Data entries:
************

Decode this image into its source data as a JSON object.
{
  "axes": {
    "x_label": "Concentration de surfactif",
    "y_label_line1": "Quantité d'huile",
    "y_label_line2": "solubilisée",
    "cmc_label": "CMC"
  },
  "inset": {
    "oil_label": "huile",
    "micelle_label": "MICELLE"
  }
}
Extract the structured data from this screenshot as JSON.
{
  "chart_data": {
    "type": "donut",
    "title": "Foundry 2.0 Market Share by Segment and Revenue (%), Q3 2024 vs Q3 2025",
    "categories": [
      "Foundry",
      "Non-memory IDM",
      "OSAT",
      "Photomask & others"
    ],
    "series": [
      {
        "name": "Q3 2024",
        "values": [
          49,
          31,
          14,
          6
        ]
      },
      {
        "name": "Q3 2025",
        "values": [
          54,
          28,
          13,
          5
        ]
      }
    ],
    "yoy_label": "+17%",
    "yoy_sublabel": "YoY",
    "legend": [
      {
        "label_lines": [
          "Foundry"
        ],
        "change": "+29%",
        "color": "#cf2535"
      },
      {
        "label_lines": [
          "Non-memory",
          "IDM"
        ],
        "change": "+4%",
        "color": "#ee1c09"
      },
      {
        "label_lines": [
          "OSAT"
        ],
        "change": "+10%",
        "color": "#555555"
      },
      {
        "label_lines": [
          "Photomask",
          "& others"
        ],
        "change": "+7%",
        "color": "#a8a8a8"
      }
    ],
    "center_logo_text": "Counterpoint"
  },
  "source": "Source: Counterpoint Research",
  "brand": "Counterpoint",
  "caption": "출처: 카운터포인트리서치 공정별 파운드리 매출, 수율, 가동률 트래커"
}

************

STATED PROBLEM ->
Find every line in the listing that holds the string "source", then say how many there are as a bare number.

TASK SOLUTION ->
2